▶ **Provided passage**
In contrast, Secretary of State Seward rightfully reasoned he could get the French out w/0 war. He prompted President Johnson to outlaw the export of weapons. Grant instructed Sheridan to ignore the prohibition. Sheridan supplied at least 30,000 rifles to the Juaristas. Grant, Sheridan, and Schofield schemed to get armed U. S. troops on the right bank of the Rio Grande.

Fortunately Seward outfoxed them. The French army was gone by 1867.

Interestingly, I learned nothing about this in either the two "highly recommended" Grant bios I have. Wonder why?

Even Grant apologist William Hardy admits the topic "remains understudied"...indeed.

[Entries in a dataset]
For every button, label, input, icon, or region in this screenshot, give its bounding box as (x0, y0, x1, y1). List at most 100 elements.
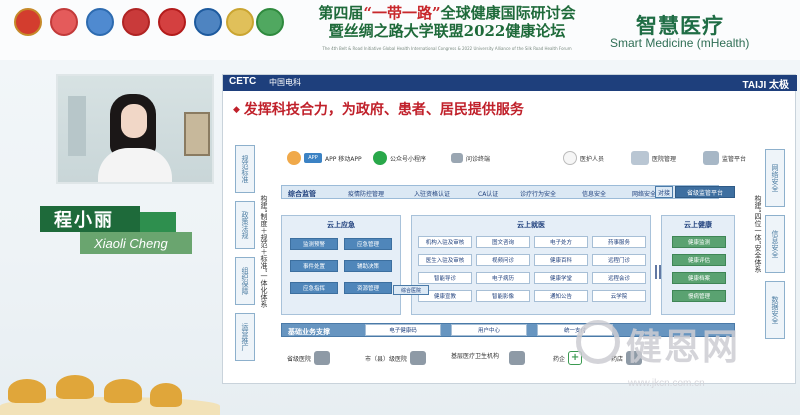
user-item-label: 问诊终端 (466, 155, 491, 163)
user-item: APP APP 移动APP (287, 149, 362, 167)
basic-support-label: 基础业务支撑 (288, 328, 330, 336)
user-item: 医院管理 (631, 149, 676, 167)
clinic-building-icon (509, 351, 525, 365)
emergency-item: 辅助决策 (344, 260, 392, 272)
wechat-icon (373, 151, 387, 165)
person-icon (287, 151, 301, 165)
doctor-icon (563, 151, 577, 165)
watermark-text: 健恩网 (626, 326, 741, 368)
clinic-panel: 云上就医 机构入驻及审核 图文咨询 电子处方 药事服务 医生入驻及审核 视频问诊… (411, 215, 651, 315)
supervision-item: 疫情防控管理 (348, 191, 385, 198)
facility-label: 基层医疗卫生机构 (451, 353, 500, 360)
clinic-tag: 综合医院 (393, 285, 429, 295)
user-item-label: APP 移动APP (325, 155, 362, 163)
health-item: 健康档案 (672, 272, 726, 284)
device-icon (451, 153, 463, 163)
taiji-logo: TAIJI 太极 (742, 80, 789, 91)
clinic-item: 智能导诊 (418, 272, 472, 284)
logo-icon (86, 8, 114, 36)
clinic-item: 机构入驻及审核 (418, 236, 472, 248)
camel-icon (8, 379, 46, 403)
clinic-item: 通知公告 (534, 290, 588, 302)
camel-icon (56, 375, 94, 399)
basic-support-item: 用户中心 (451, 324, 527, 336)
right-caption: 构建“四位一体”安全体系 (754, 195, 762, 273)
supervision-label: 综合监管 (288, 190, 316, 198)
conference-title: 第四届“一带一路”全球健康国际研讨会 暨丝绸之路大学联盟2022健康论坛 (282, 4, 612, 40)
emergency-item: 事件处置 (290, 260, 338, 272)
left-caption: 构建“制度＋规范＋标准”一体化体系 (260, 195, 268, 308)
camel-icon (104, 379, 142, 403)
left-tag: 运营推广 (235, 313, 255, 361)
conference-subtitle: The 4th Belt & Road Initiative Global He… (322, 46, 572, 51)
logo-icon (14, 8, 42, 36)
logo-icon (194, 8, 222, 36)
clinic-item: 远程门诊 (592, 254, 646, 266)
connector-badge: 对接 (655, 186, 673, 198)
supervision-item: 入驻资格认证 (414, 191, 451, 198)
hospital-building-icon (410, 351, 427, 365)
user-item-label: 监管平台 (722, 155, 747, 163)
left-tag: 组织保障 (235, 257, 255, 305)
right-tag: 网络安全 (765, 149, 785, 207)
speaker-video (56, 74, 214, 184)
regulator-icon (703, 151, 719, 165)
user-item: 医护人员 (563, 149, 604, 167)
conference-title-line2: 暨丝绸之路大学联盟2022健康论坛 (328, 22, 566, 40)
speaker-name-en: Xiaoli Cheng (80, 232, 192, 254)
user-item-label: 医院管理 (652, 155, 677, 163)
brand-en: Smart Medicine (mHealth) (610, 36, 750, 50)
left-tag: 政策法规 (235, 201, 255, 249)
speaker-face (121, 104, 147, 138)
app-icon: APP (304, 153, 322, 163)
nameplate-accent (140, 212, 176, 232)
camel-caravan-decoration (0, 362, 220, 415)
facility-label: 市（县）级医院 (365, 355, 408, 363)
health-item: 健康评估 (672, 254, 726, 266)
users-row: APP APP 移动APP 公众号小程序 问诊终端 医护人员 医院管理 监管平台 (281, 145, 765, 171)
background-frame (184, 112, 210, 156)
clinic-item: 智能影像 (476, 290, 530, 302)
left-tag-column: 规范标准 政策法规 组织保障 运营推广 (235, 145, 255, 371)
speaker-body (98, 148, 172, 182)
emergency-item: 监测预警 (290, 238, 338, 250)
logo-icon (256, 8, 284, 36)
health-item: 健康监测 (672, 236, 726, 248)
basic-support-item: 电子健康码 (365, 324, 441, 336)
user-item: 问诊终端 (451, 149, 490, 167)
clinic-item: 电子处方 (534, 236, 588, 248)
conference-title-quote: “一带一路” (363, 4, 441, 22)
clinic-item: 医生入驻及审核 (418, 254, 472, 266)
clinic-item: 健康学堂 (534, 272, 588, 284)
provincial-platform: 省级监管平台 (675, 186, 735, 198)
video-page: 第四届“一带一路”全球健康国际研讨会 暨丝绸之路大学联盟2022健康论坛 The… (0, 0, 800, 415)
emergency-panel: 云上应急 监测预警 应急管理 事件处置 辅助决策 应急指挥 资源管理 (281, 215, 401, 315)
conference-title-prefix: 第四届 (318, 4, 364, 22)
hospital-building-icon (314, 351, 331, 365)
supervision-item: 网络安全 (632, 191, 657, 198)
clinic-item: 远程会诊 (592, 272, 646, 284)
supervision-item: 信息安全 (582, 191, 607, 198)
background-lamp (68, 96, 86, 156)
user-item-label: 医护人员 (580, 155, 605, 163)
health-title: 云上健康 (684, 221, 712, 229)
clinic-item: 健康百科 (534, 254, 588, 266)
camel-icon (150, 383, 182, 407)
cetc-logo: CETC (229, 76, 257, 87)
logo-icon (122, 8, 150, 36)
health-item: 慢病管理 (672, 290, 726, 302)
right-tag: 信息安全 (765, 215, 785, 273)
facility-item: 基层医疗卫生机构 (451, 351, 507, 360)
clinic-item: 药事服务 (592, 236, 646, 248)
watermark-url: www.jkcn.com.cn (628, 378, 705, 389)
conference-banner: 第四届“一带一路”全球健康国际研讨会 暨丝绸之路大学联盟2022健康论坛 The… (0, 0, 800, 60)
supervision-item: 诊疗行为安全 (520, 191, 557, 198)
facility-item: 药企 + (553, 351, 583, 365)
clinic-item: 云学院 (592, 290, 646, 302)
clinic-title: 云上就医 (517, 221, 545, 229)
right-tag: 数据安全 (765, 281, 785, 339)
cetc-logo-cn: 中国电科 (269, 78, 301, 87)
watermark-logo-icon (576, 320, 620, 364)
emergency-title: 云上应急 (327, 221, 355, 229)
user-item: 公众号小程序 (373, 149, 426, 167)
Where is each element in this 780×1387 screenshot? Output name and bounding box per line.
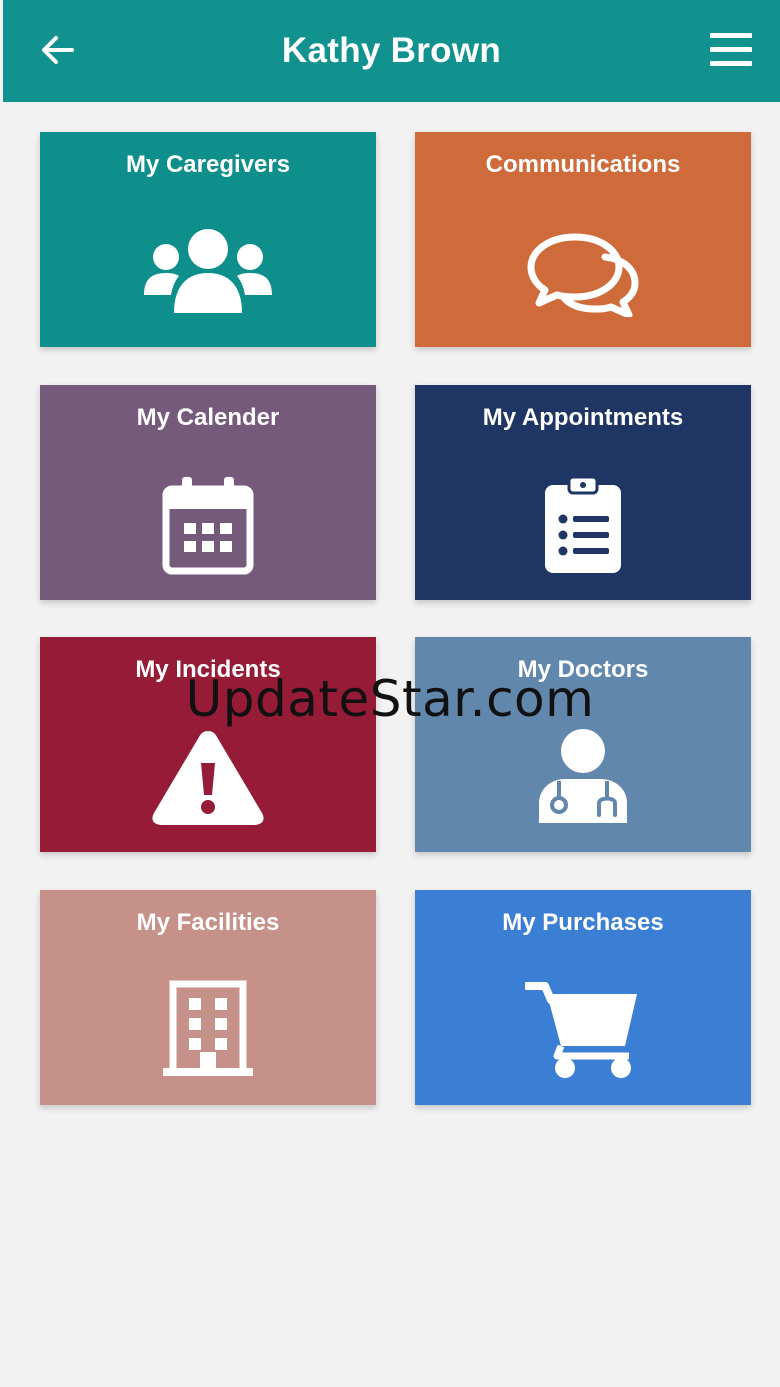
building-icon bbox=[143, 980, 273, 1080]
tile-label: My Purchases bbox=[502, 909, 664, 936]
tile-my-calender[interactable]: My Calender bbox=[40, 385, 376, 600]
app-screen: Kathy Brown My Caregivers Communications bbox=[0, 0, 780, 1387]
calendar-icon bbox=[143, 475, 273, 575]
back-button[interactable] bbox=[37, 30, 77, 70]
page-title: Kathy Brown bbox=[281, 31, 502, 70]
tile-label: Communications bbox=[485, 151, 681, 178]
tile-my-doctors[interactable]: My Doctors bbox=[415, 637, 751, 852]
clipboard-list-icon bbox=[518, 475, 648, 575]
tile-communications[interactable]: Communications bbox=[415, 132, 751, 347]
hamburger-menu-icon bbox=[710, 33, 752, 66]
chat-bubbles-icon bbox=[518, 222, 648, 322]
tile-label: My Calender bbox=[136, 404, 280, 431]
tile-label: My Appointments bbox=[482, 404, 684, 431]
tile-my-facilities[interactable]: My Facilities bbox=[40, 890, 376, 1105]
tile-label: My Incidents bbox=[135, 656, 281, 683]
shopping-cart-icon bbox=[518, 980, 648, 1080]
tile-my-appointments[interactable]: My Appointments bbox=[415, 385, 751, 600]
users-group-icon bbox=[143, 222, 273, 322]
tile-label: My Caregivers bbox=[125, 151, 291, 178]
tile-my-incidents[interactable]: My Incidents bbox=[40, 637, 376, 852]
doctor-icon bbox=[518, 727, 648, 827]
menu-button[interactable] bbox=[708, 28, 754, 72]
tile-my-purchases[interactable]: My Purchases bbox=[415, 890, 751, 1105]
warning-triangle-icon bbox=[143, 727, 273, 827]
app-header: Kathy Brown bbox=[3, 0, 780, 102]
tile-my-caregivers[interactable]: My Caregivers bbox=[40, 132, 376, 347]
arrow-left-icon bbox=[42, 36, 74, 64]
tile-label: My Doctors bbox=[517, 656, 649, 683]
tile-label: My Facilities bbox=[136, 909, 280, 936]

▶ **What is being asked**
Please duplicate the passage about Seward, Grant, and the French in Mexico in full, word for word.

▶ **Final result**
In contrast, Secretary of State Seward rightfully reasoned he could get the French out w/0 war. He prompted President Johnson to outlaw the export of weapons. Grant instructed Sheridan to ignore the prohibition. Sheridan supplied at least 30,000 rifles to the Juaristas. Grant, Sheridan, and Schofield schemed to get armed U. S. troops on the right bank of the Rio Grande.

Fortunately Seward outfoxed them. The French army was gone by 1867.

Interestingly, I learned nothing about this in either the two "highly recommended" Grant bios I have. Wonder why?

Even Grant apologist William Hardy admits the topic "remains understudied"...indeed.